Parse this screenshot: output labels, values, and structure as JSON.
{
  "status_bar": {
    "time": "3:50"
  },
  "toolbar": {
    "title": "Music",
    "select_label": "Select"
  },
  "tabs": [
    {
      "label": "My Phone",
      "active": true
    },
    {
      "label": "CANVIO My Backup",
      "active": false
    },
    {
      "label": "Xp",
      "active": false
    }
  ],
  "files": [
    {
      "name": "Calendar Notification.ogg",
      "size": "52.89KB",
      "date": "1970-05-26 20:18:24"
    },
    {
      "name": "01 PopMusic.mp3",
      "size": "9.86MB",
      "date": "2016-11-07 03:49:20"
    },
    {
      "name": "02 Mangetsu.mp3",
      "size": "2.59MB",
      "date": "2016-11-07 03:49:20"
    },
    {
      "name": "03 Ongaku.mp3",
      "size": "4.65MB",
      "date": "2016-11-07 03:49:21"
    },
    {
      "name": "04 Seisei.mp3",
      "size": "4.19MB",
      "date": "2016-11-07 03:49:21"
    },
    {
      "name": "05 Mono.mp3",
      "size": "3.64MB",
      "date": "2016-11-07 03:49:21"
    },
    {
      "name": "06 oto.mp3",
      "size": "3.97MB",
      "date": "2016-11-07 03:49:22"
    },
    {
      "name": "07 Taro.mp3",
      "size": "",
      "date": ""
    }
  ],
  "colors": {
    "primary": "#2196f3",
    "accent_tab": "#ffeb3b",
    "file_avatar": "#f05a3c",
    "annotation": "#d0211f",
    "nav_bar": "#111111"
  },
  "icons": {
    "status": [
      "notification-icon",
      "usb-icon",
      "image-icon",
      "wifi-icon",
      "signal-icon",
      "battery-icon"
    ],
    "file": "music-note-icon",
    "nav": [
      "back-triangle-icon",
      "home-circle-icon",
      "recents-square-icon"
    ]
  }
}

* **STATED TASK**
Output every record above exactly as it appears.

* **THE REPLY**
Parse this screenshot: output labels, values, and structure as JSON.
{
  "status_bar": {
    "time": "3:50"
  },
  "toolbar": {
    "title": "Music",
    "select_label": "Select"
  },
  "tabs": [
    {
      "label": "My Phone",
      "active": true
    },
    {
      "label": "CANVIO My Backup",
      "active": false
    },
    {
      "label": "Xp",
      "active": false
    }
  ],
  "files": [
    {
      "name": "Calendar Notification.ogg",
      "size": "52.89KB",
      "date": "1970-05-26 20:18:24"
    },
    {
      "name": "01 PopMusic.mp3",
      "size": "9.86MB",
      "date": "2016-11-07 03:49:20"
    },
    {
      "name": "02 Mangetsu.mp3",
      "size": "2.59MB",
      "date": "2016-11-07 03:49:20"
    },
    {
      "name": "03 Ongaku.mp3",
      "size": "4.65MB",
      "date": "2016-11-07 03:49:21"
    },
    {
      "name": "04 Seisei.mp3",
      "size": "4.19MB",
      "date": "2016-11-07 03:49:21"
    },
    {
      "name": "05 Mono.mp3",
      "size": "3.64MB",
      "date": "2016-11-07 03:49:21"
    },
    {
      "name": "06 oto.mp3",
      "size": "3.97MB",
      "date": "2016-11-07 03:49:22"
    },
    {
      "name": "07 Taro.mp3",
      "size": "",
      "date": ""
    }
  ],
  "colors": {
    "primary": "#2196f3",
    "accent_tab": "#ffeb3b",
    "file_avatar": "#f05a3c",
    "annotation": "#d0211f",
    "nav_bar": "#111111"
  },
  "icons": {
    "status": [
      "notification-icon",
      "usb-icon",
      "image-icon",
      "wifi-icon",
      "signal-icon",
      "battery-icon"
    ],
    "file": "music-note-icon",
    "nav": [
      "back-triangle-icon",
      "home-circle-icon",
      "recents-square-icon"
    ]
  }
}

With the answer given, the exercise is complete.